WHAT YOU NEED TO DO: Count, in the entries, the lines with "United". Answer with the number only.

Data entries for graphics
--- --- ---

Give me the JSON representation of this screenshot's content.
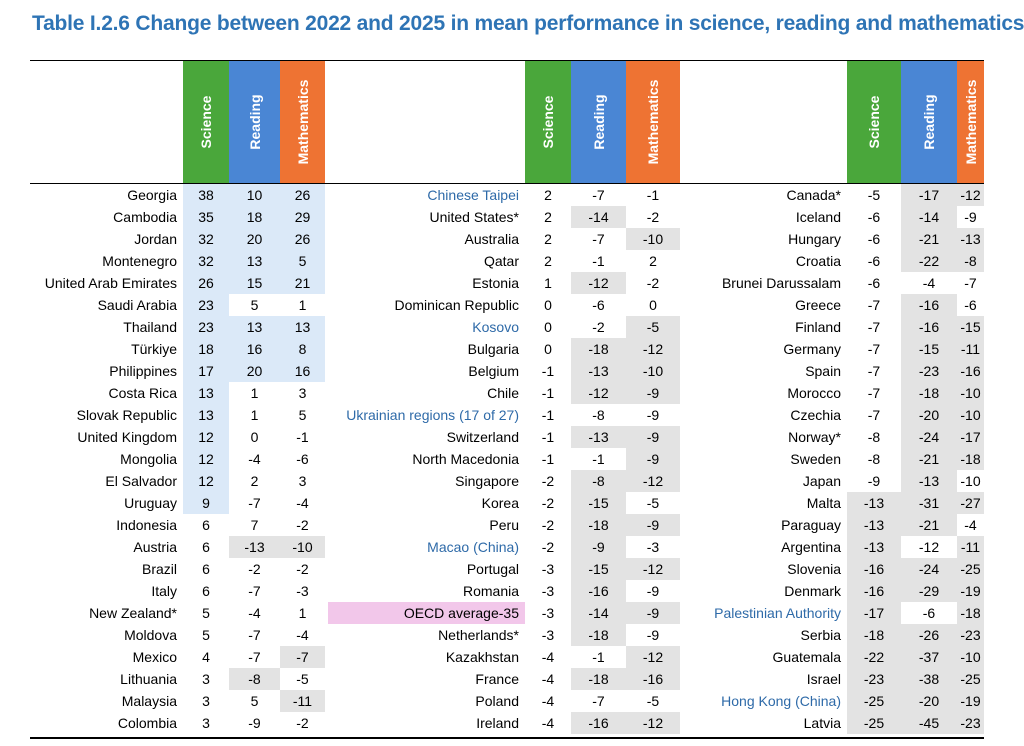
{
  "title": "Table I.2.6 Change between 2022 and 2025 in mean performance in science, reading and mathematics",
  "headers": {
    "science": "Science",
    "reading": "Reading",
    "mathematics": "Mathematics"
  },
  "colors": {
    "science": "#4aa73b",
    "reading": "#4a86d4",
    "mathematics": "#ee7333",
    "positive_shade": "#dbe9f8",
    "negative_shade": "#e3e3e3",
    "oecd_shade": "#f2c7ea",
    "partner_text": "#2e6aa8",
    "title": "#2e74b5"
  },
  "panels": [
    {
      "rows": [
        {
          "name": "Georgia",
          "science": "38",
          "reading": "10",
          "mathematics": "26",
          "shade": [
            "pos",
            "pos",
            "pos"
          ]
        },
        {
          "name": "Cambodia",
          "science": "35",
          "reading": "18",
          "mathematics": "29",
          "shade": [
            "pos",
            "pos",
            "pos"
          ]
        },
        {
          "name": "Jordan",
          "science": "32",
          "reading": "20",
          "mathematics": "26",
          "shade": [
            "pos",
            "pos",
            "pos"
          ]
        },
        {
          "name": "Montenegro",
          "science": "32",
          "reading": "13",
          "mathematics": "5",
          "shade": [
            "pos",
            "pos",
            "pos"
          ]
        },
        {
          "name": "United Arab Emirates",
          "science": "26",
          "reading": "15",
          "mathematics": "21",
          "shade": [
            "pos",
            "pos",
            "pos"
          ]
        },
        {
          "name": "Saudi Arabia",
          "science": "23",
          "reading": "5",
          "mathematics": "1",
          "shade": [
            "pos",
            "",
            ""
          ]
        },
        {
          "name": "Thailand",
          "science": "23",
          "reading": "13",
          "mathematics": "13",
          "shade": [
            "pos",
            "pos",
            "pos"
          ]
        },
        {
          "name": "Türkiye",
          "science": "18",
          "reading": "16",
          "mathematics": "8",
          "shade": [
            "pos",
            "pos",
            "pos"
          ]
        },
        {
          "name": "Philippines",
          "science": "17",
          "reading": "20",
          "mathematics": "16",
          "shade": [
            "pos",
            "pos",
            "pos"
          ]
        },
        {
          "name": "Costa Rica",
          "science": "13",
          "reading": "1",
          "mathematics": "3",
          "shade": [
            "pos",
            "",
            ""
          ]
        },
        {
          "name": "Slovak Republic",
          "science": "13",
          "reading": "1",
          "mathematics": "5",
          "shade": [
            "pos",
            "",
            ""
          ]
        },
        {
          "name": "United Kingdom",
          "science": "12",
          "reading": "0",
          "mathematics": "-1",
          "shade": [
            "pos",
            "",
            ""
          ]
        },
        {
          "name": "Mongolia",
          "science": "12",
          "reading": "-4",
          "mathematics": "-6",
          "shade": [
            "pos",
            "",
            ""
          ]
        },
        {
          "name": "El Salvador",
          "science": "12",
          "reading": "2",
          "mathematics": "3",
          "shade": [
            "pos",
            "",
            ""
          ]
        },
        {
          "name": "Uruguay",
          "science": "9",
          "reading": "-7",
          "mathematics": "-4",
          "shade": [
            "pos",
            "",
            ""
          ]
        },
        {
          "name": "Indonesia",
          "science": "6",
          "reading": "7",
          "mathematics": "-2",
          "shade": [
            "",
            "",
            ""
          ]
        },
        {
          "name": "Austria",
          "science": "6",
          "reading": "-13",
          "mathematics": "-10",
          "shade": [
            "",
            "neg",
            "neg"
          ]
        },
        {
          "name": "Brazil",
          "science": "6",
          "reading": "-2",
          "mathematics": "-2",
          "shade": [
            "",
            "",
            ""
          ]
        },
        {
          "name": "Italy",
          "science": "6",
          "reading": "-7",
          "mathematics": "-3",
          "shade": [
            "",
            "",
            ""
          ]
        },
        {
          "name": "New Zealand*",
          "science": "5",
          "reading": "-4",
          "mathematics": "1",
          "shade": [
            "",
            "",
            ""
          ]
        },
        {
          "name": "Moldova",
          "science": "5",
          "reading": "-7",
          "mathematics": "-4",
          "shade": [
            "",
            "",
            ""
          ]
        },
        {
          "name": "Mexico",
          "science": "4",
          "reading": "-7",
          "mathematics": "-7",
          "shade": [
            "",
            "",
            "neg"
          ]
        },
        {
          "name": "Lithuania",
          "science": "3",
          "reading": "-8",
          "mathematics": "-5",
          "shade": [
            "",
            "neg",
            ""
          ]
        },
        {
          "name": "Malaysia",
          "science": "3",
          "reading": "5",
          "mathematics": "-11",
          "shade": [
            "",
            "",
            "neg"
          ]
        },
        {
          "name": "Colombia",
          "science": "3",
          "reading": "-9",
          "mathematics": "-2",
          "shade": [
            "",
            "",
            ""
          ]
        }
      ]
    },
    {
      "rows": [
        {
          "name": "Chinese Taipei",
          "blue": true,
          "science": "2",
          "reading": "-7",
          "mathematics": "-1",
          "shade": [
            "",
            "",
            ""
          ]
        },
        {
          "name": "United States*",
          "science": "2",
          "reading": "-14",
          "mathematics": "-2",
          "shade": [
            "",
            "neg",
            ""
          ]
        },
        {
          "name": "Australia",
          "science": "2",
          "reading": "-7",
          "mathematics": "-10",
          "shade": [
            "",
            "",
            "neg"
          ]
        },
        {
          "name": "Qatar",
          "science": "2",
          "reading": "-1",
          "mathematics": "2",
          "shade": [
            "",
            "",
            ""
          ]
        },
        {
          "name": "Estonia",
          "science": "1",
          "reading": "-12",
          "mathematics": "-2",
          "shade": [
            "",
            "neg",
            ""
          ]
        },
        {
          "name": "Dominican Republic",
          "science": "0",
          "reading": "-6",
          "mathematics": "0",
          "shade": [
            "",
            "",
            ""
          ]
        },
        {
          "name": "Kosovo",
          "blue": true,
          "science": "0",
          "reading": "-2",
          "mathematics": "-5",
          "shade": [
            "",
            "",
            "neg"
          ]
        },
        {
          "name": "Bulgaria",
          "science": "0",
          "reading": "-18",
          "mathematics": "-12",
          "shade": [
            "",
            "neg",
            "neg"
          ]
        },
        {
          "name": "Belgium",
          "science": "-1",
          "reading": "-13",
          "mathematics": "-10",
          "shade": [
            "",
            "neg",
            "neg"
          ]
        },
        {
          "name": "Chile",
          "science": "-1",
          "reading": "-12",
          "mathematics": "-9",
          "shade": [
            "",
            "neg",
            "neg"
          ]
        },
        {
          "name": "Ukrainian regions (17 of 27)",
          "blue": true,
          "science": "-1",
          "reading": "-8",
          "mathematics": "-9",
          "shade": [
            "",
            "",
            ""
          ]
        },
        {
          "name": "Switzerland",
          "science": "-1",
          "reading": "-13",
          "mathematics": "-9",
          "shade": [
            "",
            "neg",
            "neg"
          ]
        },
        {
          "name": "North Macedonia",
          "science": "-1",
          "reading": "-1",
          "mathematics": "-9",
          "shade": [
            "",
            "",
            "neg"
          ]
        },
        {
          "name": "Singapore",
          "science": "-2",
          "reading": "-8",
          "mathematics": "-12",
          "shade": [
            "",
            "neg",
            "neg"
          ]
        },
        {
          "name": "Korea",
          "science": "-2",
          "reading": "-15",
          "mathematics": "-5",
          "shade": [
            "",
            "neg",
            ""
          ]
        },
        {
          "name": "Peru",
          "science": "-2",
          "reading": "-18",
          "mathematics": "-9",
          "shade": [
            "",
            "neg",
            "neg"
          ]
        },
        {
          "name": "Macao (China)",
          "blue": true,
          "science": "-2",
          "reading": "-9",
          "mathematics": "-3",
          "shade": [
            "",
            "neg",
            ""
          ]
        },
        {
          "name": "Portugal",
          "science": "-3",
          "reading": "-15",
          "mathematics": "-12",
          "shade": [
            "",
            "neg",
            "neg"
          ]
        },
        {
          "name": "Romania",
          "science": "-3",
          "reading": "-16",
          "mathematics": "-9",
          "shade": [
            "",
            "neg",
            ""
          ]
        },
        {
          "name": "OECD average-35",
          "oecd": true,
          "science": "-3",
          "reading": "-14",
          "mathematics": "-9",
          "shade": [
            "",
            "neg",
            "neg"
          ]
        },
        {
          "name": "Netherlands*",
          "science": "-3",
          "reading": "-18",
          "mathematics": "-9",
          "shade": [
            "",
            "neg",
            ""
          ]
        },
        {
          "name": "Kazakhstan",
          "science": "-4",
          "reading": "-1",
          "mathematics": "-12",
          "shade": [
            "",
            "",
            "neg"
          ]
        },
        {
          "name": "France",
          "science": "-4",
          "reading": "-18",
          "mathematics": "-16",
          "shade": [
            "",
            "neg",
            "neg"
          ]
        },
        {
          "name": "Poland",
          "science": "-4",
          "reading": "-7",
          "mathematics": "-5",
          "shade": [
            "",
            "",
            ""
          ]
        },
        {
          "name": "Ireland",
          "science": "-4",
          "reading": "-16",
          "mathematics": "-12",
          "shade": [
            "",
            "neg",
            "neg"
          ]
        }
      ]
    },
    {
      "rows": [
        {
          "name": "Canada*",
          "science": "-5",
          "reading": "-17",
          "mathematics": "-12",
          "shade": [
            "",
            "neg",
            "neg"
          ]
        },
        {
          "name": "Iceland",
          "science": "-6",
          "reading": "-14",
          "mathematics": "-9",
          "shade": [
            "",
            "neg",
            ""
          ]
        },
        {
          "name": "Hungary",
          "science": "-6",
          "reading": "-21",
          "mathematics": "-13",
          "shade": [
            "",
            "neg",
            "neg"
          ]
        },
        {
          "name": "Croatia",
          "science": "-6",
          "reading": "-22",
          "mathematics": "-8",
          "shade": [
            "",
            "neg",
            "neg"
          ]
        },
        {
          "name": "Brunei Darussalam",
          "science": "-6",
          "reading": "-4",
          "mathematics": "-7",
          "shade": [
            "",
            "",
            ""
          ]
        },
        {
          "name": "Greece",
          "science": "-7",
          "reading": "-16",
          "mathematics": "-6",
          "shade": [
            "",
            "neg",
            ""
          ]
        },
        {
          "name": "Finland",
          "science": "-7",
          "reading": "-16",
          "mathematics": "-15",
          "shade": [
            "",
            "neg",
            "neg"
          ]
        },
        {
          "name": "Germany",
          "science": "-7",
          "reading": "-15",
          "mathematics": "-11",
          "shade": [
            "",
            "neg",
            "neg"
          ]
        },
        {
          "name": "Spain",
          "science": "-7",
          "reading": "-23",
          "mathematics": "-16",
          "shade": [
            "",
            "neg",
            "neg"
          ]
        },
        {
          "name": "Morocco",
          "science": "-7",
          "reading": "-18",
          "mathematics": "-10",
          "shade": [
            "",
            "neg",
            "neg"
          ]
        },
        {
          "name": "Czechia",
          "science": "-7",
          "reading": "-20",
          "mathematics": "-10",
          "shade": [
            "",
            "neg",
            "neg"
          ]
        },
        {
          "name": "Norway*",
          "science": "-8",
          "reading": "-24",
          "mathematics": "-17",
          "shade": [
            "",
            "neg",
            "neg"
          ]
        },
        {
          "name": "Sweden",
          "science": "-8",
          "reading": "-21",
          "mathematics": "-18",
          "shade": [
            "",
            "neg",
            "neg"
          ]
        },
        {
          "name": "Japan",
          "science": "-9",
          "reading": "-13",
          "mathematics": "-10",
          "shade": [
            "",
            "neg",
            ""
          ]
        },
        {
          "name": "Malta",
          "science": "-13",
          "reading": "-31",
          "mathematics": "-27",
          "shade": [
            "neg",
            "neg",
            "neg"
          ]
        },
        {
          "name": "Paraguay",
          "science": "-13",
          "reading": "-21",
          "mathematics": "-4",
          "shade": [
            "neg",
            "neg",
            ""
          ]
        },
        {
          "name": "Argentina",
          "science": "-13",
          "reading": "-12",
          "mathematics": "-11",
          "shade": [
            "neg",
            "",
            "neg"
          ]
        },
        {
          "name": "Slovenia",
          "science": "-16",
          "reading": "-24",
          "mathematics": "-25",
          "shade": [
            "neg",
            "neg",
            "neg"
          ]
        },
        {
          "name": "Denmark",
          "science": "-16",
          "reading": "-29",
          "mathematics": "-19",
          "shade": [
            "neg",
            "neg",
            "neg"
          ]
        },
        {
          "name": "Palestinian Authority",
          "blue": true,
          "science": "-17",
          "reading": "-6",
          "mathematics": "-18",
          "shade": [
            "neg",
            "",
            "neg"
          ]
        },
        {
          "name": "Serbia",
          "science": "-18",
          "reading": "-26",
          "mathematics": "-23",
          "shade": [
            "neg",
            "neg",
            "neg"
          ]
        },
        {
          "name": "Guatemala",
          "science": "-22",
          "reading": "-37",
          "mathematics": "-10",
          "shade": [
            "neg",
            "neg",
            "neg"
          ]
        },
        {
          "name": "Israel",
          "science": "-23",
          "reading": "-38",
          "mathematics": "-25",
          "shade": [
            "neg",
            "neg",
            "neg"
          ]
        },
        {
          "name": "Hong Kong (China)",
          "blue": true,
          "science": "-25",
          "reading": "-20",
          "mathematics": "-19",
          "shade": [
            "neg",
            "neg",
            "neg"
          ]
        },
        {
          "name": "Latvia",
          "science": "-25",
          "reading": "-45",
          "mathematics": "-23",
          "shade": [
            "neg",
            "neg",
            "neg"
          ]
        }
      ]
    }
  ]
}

--- --- ---

COMPLETED TASK: 3